━━━━━ RECORDS SUPPLIED ━━━━━

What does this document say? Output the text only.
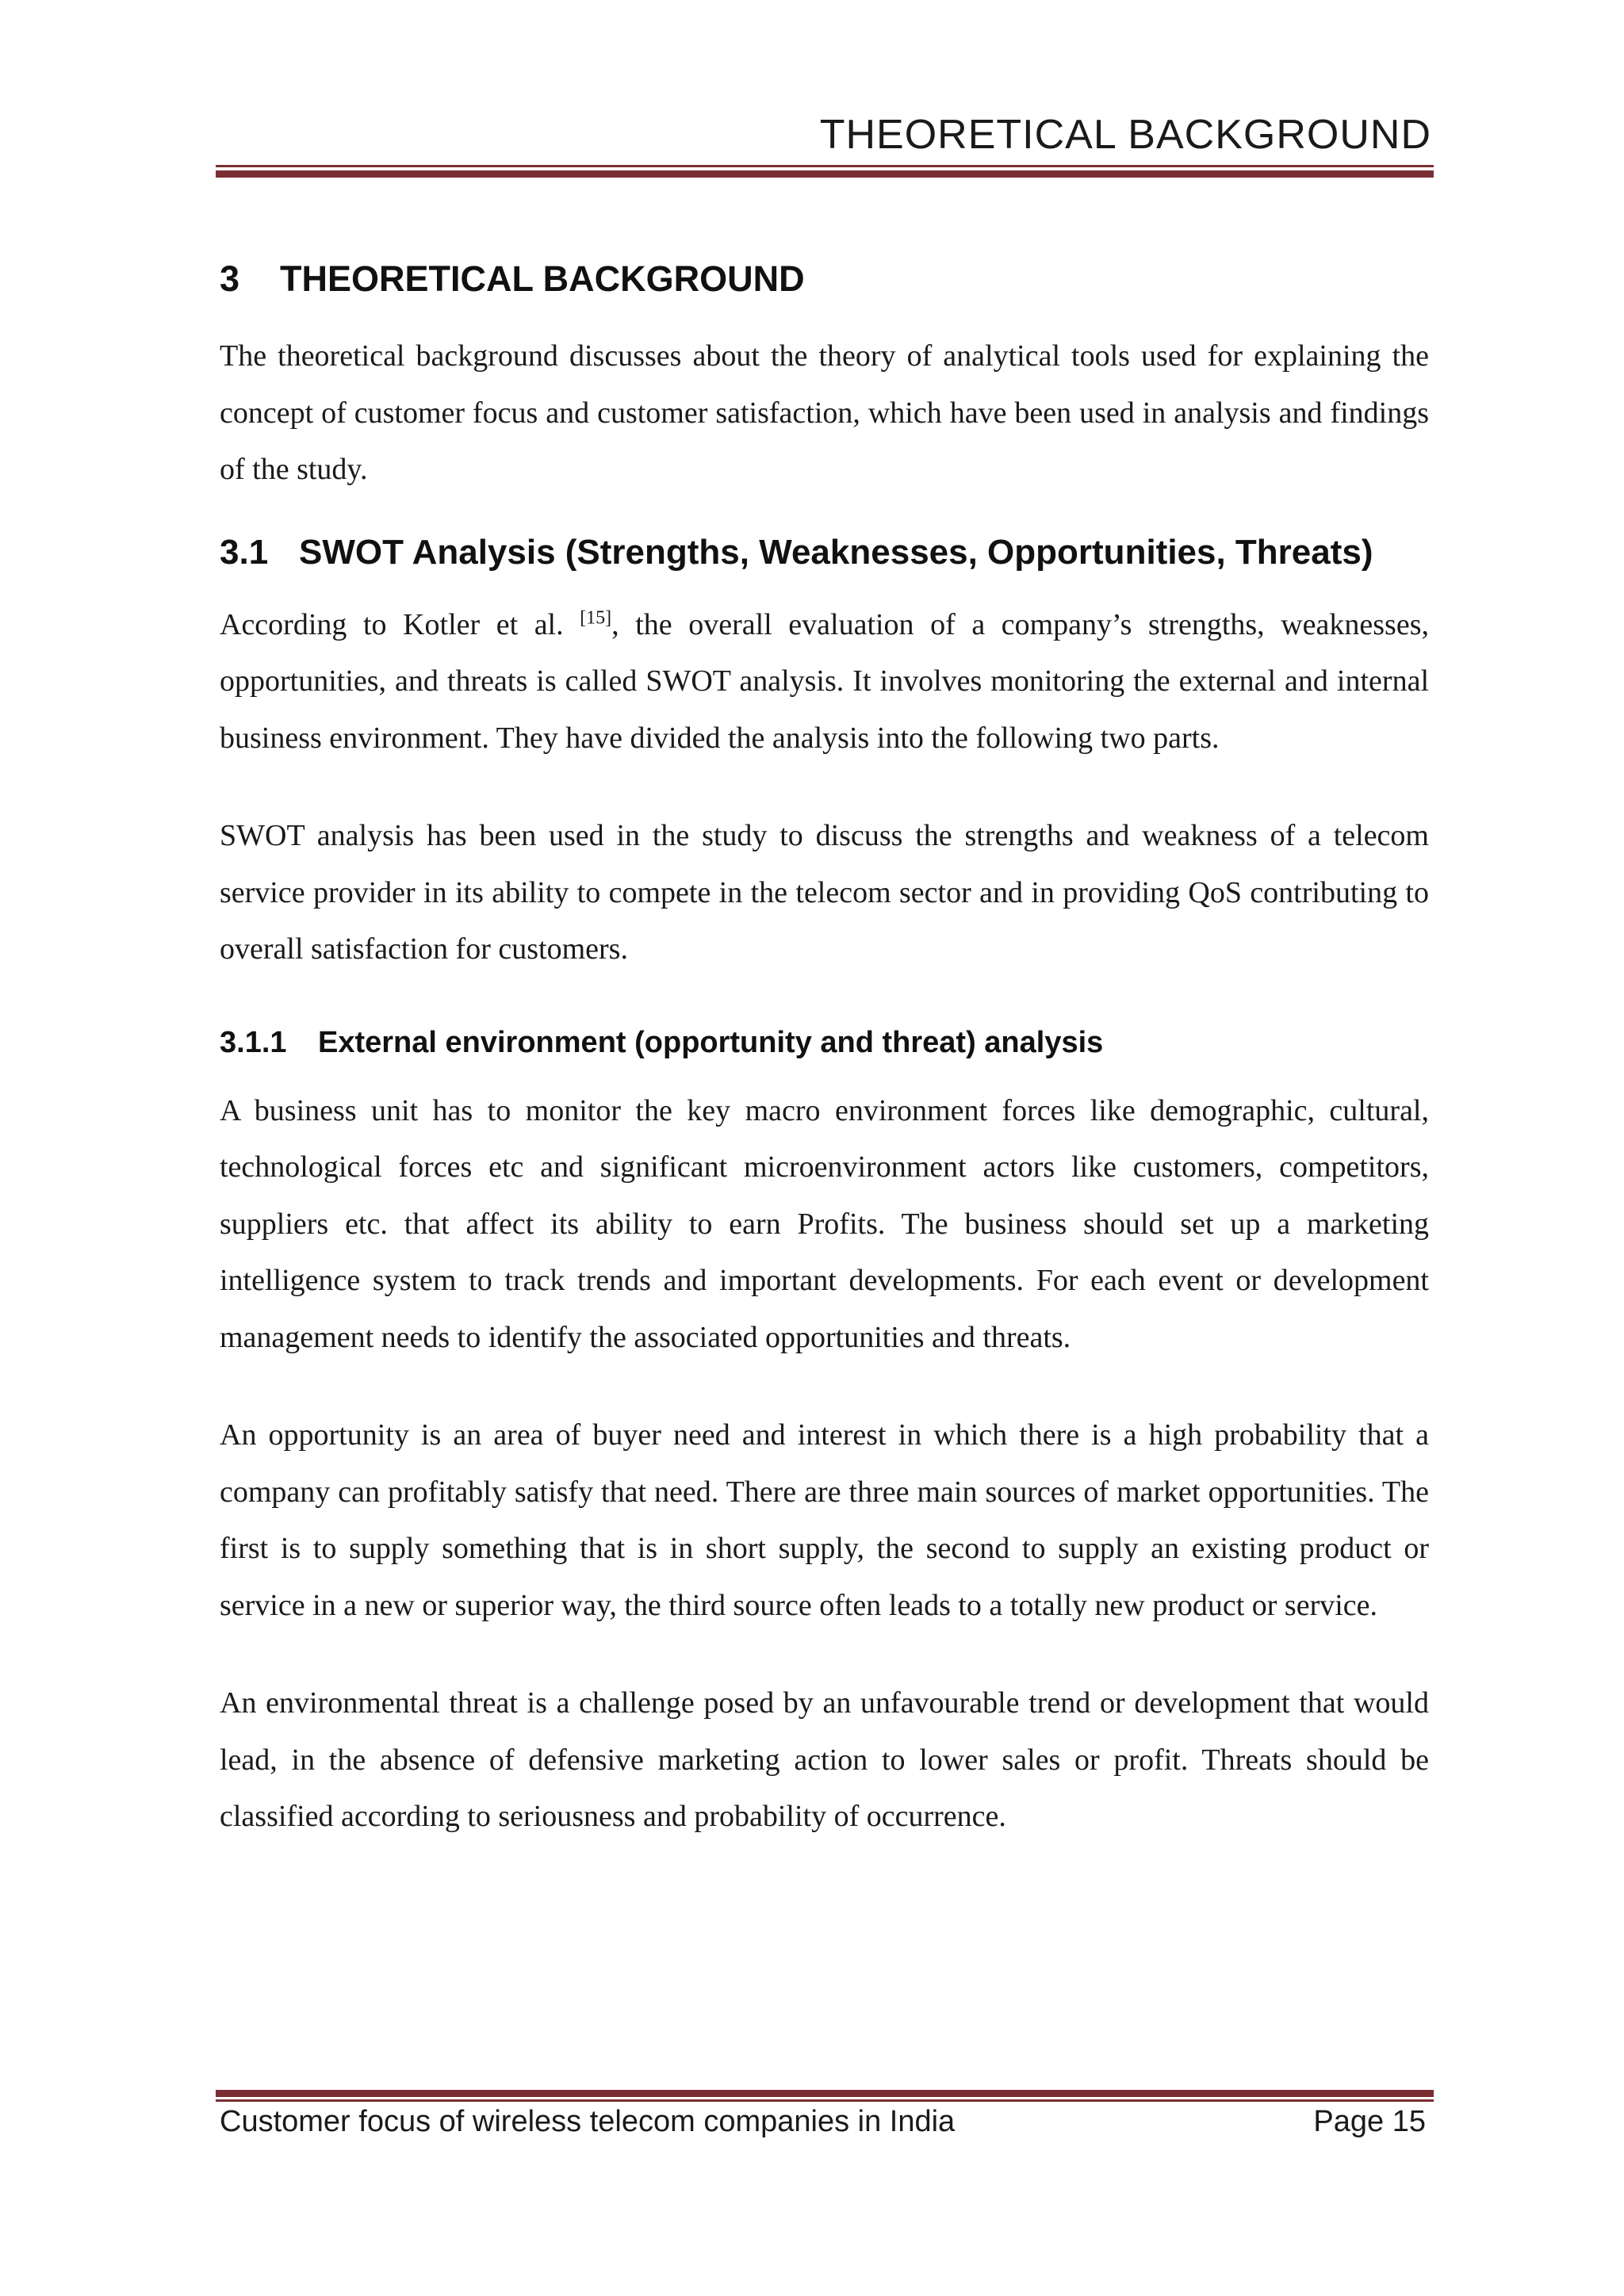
THEORETICAL BACKGROUND
3	THEORETICAL BACKGROUND

The theoretical background discusses about the theory of analytical tools used for explaining the concept of customer focus and customer satisfaction, which have been used in analysis and findings of the study.

3.1 SWOT Analysis (Strengths, Weaknesses, Opportunities, Threats)

According to Kotler et al. [15], the overall evaluation of a company’s strengths, weaknesses, opportunities, and threats is called SWOT analysis. It involves monitoring the external and internal business environment. They have divided the analysis into the following two parts.

SWOT analysis has been used in the study to discuss the strengths and weakness of a telecom service provider in its ability to compete in the telecom sector and in providing QoS contributing to overall satisfaction for customers.

3.1.1	External environment (opportunity and threat) analysis

A business unit has to monitor the key macro environment forces like demographic, cultural, technological forces etc and significant microenvironment actors like customers, competitors, suppliers etc. that affect its ability to earn Profits. The business should set up a marketing intelligence system to track trends and important developments. For each event or development management needs to identify the associated opportunities and threats.

An opportunity is an area of buyer need and interest in which there is a high probability that a company can profitably satisfy that need. There are three main sources of market opportunities. The first is to supply something that is in short supply, the second to supply an existing product or service in a new or superior way, the third source often leads to a totally new product or service.

An environmental threat is a challenge posed by an unfavourable trend or development that would lead, in the absence of defensive marketing action to lower sales or profit. Threats should be classified according to seriousness and probability of occurrence.

Customer focus of wireless telecom companies in India	Page 15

━━━━━

■ **WHAT YOU SHOULD DO**
All of the entries above should be copied exactly, except for the pictures.

■ **THE COMPLETED TASK**
What does this document say? Output the text only.
THEORETICAL BACKGROUND
3	THEORETICAL BACKGROUND

The theoretical background discusses about the theory of analytical tools used for explaining the concept of customer focus and customer satisfaction, which have been used in analysis and findings of the study.

3.1 SWOT Analysis (Strengths, Weaknesses, Opportunities, Threats)

According to Kotler et al. [15], the overall evaluation of a company’s strengths, weaknesses, opportunities, and threats is called SWOT analysis. It involves monitoring the external and internal business environment. They have divided the analysis into the following two parts.

SWOT analysis has been used in the study to discuss the strengths and weakness of a telecom service provider in its ability to compete in the telecom sector and in providing QoS contributing to overall satisfaction for customers.

3.1.1	External environment (opportunity and threat) analysis

A business unit has to monitor the key macro environment forces like demographic, cultural, technological forces etc and significant microenvironment actors like customers, competitors, suppliers etc. that affect its ability to earn Profits. The business should set up a marketing intelligence system to track trends and important developments. For each event or development management needs to identify the associated opportunities and threats.

An opportunity is an area of buyer need and interest in which there is a high probability that a company can profitably satisfy that need. There are three main sources of market opportunities. The first is to supply something that is in short supply, the second to supply an existing product or service in a new or superior way, the third source often leads to a totally new product or service.

An environmental threat is a challenge posed by an unfavourable trend or development that would lead, in the absence of defensive marketing action to lower sales or profit. Threats should be classified according to seriousness and probability of occurrence.

Customer focus of wireless telecom companies in India	Page 15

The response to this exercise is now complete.